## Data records
++++++++
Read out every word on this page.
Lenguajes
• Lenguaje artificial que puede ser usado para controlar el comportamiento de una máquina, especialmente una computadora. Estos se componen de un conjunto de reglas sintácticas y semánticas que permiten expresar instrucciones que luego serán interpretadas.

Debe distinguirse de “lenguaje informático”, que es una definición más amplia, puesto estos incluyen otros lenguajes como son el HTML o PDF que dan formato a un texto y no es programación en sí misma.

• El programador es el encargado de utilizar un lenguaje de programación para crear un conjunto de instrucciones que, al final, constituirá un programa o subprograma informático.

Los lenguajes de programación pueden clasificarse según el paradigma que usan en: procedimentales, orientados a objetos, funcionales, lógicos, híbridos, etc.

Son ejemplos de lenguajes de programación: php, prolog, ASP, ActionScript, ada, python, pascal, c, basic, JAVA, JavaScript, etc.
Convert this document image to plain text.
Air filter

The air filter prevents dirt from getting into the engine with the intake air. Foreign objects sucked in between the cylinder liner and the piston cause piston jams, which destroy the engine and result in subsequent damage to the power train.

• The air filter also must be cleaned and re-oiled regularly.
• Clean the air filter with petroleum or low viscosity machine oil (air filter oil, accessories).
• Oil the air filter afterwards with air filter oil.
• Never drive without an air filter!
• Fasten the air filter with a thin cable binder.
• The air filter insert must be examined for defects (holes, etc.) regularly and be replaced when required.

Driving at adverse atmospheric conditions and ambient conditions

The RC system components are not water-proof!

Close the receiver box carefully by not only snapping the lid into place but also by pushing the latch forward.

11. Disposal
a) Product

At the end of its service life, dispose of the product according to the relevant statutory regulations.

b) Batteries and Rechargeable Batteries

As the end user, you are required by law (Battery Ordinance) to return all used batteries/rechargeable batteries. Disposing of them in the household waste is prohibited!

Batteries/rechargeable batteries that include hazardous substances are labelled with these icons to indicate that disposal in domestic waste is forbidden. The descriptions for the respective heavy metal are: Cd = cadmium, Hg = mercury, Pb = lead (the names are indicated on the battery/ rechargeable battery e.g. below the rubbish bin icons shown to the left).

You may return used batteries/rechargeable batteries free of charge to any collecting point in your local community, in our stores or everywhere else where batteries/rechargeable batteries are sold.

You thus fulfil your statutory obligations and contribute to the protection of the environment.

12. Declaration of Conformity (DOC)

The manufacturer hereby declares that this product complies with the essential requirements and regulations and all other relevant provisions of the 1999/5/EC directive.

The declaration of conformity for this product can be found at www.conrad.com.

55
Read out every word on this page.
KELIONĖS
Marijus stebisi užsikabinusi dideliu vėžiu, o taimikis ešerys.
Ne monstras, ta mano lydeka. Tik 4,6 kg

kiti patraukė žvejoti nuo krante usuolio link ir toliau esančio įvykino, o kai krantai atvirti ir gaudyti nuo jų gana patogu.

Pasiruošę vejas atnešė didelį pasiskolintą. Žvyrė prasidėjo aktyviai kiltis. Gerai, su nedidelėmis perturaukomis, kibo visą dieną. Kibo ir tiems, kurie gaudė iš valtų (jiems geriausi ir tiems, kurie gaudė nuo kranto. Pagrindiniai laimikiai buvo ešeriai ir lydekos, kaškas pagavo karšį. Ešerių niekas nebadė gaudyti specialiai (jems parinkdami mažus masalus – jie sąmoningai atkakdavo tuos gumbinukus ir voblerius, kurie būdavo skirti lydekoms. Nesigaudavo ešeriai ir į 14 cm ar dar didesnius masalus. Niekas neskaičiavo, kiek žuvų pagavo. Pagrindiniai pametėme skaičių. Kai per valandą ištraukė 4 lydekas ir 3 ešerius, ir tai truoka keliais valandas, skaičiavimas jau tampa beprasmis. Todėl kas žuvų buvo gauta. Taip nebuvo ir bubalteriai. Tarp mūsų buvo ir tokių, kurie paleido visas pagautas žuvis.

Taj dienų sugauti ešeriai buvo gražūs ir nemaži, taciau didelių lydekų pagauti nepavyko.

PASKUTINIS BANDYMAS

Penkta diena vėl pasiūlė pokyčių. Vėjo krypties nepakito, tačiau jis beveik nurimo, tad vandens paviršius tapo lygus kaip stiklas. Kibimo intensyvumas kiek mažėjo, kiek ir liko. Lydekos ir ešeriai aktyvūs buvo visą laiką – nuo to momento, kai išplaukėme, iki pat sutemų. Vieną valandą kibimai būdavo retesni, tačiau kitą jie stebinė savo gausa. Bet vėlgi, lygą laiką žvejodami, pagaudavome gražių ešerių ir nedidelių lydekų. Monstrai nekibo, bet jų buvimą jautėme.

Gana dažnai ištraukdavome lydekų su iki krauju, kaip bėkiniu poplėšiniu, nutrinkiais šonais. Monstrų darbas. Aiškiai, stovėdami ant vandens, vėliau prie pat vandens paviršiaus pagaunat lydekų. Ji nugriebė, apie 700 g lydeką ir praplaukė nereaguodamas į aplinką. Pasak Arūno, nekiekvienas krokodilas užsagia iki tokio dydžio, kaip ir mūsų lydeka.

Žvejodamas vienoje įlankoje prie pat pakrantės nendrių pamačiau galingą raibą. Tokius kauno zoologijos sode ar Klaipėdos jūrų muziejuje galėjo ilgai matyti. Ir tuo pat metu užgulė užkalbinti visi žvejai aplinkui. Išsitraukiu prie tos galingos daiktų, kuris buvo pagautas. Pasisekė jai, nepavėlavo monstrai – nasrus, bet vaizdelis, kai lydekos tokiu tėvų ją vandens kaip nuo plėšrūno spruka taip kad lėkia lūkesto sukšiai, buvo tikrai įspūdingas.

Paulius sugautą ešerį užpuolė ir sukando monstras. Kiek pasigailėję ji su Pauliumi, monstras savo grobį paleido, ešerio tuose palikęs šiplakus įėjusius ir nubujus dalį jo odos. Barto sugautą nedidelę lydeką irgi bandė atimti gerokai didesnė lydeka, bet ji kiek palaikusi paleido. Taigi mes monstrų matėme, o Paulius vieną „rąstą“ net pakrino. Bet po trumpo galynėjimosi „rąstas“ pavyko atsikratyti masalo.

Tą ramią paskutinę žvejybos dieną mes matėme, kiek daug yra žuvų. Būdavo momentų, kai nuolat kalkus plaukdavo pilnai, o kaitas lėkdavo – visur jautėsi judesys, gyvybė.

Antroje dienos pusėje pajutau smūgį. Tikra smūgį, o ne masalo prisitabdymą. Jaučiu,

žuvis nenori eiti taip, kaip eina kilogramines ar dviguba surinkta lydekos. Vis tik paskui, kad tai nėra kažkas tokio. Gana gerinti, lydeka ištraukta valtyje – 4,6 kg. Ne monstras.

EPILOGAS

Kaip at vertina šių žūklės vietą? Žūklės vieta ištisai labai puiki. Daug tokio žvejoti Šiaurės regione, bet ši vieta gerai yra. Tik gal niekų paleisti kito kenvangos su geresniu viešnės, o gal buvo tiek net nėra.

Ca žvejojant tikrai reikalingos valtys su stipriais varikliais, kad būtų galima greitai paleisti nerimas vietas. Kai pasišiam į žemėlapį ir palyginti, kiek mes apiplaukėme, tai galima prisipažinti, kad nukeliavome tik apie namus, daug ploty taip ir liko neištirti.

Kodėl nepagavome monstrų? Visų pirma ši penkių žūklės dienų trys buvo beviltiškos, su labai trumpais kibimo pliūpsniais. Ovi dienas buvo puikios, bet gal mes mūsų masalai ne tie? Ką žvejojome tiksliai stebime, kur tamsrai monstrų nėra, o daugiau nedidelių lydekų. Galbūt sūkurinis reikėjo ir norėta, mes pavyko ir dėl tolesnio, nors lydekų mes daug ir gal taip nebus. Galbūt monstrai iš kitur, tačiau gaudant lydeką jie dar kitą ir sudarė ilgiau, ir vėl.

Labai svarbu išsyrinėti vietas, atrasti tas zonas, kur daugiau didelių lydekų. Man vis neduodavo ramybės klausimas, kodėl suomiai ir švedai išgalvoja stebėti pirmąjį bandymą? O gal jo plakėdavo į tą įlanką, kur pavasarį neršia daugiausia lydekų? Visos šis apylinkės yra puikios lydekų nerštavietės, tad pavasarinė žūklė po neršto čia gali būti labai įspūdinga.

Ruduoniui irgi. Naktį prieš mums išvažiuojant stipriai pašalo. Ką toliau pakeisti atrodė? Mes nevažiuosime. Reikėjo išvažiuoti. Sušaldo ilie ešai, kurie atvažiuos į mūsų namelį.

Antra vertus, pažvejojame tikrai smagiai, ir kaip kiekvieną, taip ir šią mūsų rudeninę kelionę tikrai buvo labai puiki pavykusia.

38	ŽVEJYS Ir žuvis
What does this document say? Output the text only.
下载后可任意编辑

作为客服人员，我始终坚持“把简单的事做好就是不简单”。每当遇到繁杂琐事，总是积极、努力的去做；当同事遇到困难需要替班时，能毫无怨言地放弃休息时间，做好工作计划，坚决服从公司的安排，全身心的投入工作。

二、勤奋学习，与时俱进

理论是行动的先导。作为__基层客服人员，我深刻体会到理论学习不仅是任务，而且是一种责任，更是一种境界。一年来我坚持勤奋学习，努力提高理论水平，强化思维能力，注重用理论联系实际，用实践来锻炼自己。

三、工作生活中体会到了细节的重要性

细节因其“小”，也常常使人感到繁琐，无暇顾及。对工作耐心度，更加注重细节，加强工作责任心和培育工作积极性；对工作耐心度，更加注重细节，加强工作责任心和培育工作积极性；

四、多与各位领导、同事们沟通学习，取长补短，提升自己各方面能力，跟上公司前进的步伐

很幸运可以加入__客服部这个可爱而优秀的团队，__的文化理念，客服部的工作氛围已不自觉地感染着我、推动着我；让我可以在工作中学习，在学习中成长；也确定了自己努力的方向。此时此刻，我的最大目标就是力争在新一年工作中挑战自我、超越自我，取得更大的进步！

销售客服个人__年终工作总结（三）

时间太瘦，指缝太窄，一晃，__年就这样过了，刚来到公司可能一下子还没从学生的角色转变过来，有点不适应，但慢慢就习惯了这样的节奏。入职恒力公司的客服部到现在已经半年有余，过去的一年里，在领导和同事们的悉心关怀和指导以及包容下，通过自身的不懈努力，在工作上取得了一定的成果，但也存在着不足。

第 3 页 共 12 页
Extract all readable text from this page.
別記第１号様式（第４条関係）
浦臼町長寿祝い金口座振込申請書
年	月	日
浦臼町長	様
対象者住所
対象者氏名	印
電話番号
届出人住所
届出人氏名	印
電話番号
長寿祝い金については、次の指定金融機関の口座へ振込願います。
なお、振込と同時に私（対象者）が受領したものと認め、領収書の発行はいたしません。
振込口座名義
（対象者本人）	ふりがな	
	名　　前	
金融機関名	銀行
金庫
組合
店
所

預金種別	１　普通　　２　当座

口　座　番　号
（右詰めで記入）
++++++++
## Exercise goal
In the listing, find every line containing the word "toliau" and list it.

## Response
kiti patraukė žvejoti nuo krante usuolio link ir toliau esančio įvykino, o kai krantai atvirti ir gaudyti nuo jų gana patogu.
Ruduoniui irgi. Naktį prieš mums išvažiuojant stipriai pašalo. Ką toliau pakeisti atrodė? Mes nevažiuosime. Reikėjo išvažiuoti. Sušaldo ilie ešai, kurie atvažiuos į mūsų namelį.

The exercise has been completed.